> _What you need to do_: Gather the lines below that include the string "sales", copying each in full.

> _Provided records_:
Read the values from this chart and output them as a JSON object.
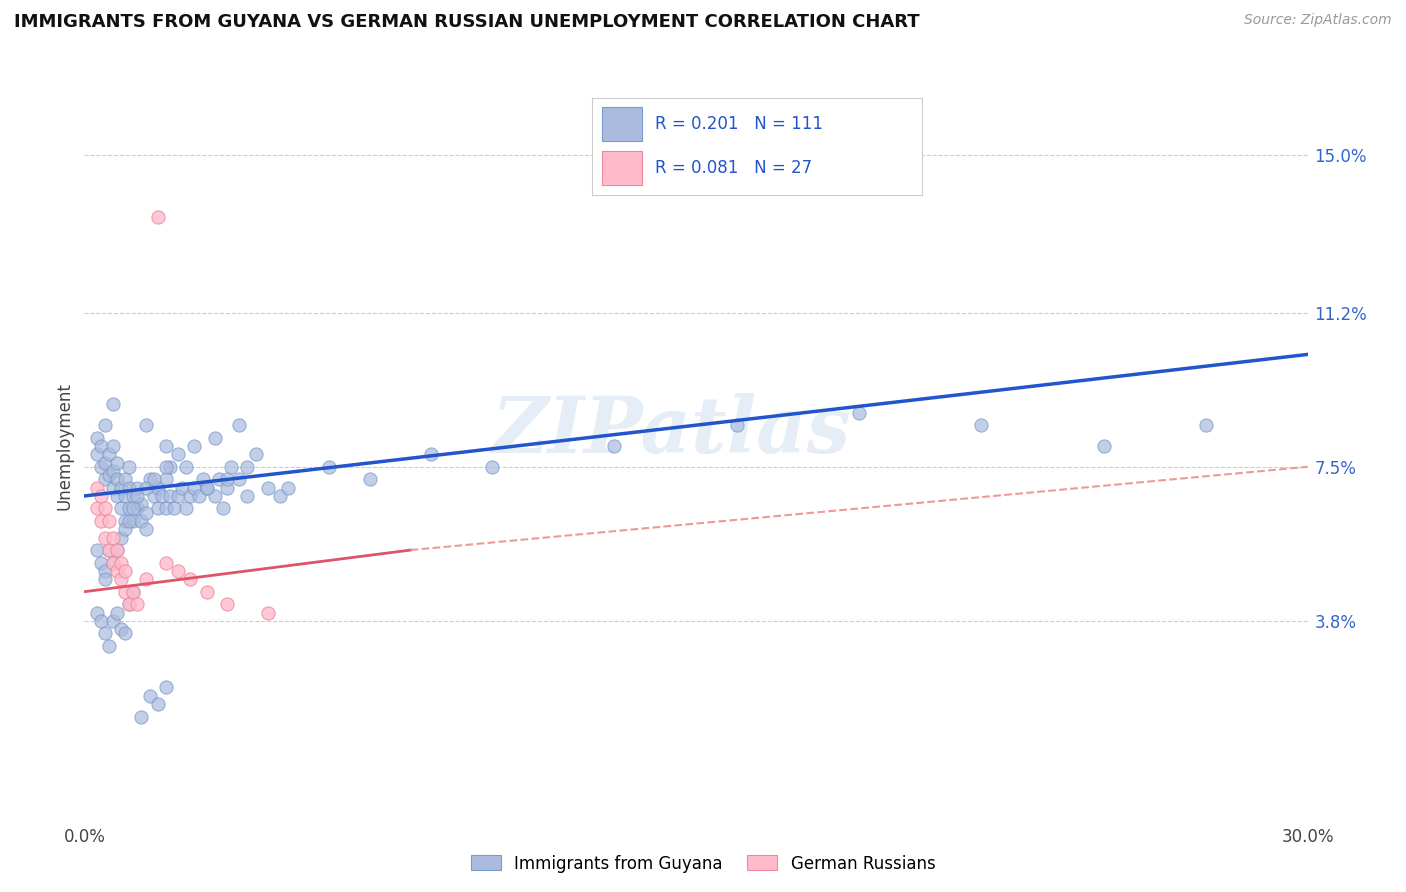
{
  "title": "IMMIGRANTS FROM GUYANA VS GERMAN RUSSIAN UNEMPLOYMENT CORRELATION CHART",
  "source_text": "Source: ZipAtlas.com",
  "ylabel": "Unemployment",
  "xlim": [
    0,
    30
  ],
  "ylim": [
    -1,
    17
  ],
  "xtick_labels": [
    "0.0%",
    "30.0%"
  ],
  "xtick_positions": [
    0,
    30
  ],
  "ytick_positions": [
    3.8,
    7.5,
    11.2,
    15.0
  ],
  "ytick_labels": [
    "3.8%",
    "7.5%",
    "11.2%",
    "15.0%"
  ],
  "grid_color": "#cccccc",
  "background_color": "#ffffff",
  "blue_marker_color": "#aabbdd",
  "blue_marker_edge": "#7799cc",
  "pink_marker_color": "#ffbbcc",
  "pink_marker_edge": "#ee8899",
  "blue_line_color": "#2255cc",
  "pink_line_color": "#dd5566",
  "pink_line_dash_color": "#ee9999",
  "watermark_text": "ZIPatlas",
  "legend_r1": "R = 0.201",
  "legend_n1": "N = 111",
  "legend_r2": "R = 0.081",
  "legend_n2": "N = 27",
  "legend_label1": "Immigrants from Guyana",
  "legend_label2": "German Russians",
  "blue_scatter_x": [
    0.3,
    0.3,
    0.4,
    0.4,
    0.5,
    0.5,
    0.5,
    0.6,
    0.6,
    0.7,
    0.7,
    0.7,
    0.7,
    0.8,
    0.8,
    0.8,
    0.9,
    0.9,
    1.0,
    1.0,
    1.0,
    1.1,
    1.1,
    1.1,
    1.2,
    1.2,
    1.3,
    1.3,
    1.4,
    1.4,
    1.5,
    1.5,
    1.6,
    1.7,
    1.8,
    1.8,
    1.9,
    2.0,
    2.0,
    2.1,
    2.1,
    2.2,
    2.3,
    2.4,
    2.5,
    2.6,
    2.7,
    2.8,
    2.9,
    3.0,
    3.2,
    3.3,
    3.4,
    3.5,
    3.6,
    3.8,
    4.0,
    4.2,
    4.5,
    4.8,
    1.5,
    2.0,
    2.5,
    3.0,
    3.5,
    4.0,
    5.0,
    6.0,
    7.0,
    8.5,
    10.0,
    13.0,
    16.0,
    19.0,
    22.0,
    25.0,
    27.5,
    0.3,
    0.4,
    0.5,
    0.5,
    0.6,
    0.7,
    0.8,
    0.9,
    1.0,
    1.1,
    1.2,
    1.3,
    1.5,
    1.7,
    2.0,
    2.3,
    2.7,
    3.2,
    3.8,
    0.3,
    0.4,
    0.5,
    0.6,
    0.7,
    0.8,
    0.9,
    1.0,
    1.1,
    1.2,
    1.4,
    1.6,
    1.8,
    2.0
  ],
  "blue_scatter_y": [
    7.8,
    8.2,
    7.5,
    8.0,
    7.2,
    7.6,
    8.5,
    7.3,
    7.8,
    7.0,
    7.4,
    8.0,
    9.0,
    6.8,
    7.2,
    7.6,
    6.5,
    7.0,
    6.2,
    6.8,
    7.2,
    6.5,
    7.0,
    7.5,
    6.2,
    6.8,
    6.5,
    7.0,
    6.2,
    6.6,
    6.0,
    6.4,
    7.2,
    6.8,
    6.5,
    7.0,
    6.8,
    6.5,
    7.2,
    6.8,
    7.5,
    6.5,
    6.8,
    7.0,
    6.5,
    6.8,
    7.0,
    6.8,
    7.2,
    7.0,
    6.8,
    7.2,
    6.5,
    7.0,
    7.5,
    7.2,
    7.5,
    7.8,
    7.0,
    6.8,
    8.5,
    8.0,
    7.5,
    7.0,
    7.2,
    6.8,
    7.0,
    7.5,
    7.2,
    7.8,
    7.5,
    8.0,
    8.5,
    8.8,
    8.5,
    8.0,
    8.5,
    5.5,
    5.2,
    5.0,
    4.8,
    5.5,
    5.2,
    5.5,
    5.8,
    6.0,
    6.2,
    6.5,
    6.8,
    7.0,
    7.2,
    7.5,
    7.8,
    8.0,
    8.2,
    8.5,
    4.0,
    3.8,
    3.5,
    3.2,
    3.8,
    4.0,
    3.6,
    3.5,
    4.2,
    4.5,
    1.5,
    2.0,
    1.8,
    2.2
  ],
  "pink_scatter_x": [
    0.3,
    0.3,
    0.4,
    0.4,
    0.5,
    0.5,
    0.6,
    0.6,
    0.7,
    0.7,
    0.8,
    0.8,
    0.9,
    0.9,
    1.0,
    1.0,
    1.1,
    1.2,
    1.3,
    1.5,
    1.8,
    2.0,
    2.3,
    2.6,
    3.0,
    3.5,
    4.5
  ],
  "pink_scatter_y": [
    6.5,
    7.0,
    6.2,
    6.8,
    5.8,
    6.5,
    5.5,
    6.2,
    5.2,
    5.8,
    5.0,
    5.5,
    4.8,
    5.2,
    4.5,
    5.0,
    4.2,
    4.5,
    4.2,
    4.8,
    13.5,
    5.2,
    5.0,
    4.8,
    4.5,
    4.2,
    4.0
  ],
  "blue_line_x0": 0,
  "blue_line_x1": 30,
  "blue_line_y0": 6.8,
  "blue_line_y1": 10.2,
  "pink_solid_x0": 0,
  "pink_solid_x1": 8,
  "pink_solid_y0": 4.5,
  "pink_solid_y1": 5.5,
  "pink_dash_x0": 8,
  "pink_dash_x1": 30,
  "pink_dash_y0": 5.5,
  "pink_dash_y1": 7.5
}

...

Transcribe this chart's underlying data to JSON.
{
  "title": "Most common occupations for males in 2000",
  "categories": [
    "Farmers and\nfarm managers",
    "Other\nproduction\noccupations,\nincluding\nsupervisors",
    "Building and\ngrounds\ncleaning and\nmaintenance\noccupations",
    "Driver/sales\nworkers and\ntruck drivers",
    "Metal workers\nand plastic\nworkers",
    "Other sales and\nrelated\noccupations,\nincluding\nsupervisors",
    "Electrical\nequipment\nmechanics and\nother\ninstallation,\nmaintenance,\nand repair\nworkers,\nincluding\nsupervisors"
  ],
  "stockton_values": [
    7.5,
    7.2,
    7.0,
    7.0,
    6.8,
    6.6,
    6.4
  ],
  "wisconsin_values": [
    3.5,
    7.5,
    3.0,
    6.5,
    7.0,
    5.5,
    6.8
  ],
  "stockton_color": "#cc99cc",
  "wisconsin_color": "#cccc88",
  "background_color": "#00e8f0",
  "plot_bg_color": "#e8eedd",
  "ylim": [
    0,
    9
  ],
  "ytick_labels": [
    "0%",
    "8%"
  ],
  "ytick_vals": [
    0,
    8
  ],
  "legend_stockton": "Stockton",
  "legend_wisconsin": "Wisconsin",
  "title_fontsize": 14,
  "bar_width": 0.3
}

> _Response to the exercise_:
    "Driver/sales\nworkers and\ntruck drivers",
    "Other sales and\nrelated\noccupations,\nincluding\nsupervisors",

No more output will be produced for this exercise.